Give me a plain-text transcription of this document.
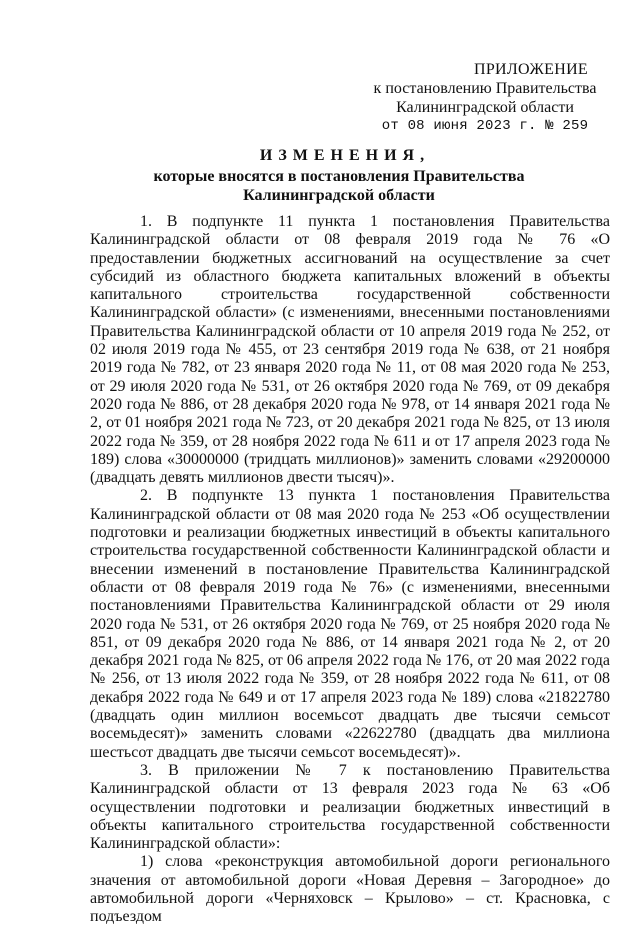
ПРИЛОЖЕНИЕ
к постановлению Правительства
Калининградской области
от 08 июня 2023 г. № 259
ИЗМЕНЕНИЯ,
которые вносятся в постановления Правительства
Калининградской области

1. В подпункте 11 пункта 1 постановления Правительства Калининградской области от 08 февраля 2019 года № 76 «О предоставлении бюджетных ассигнований на осуществление за счет субсидий из областного бюджета капитальных вложений в объекты капитального строительства государственной собственности Калининградской области» (с изменениями, внесенными постановлениями Правительства Калининградской области от 10 апреля 2019 года № 252, от 02 июля 2019 года № 455, от 23 сентября 2019 года № 638, от 21 ноября 2019 года № 782, от 23 января 2020 года № 11, от 08 мая 2020 года № 253, от 29 июля 2020 года № 531, от 26 октября 2020 года № 769, от 09 декабря 2020 года № 886, от 28 декабря 2020 года № 978, от 14 января 2021 года № 2, от 01 ноября 2021 года № 723, от 20 декабря 2021 года № 825, от 13 июля 2022 года № 359, от 28 ноября 2022 года № 611 и от 17 апреля 2023 года № 189) слова «30000000 (тридцать миллионов)» заменить словами «29200000 (двадцать девять миллионов двести тысяч)».

2. В подпункте 13 пункта 1 постановления Правительства Калининградской области от 08 мая 2020 года № 253 «Об осуществлении подготовки и реализации бюджетных инвестиций в объекты капитального строительства государственной собственности Калининградской области и внесении изменений в постановление Правительства Калининградской области от 08 февраля 2019 года № 76» (с изменениями, внесенными постановлениями Правительства Калининградской области от 29 июля 2020 года № 531, от 26 октября 2020 года № 769, от 25 ноября 2020 года № 851, от 09 декабря 2020 года № 886, от 14 января 2021 года № 2, от 20 декабря 2021 года № 825, от 06 апреля 2022 года № 176, от 20 мая 2022 года № 256, от 13 июля 2022 года № 359, от 28 ноября 2022 года № 611, от 08 декабря 2022 года № 649 и от 17 апреля 2023 года № 189) слова «21822780 (двадцать один миллион восемьсот двадцать две тысячи семьсот восемьдесят)» заменить словами «22622780 (двадцать два миллиона шестьсот двадцать две тысячи семьсот восемьдесят)».

3. В приложении № 7 к постановлению Правительства Калининградской области от 13 февраля 2023 года № 63 «Об осуществлении подготовки и реализации бюджетных инвестиций в объекты капитального строительства государственной собственности Калининградской области»:

1) слова «реконструкция автомобильной дороги регионального значения от автомобильной дороги «Новая Деревня – Загородное» до автомобильной дороги «Черняховск – Крылово» – ст. Красновка, с подъездом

----

# Goal of the exercise
Using the listing above, locate the lines that hold "постановлению" and copy each one.

# Task response
к постановлению Правительства
3. В приложении № 7 к постановлению Правительства Калининградской области от 13 февраля 2023 года № 63 «Об осуществлении подготовки и реализации бюджетных инвестиций в объекты капитального строительства государственной собственности Калининградской области»:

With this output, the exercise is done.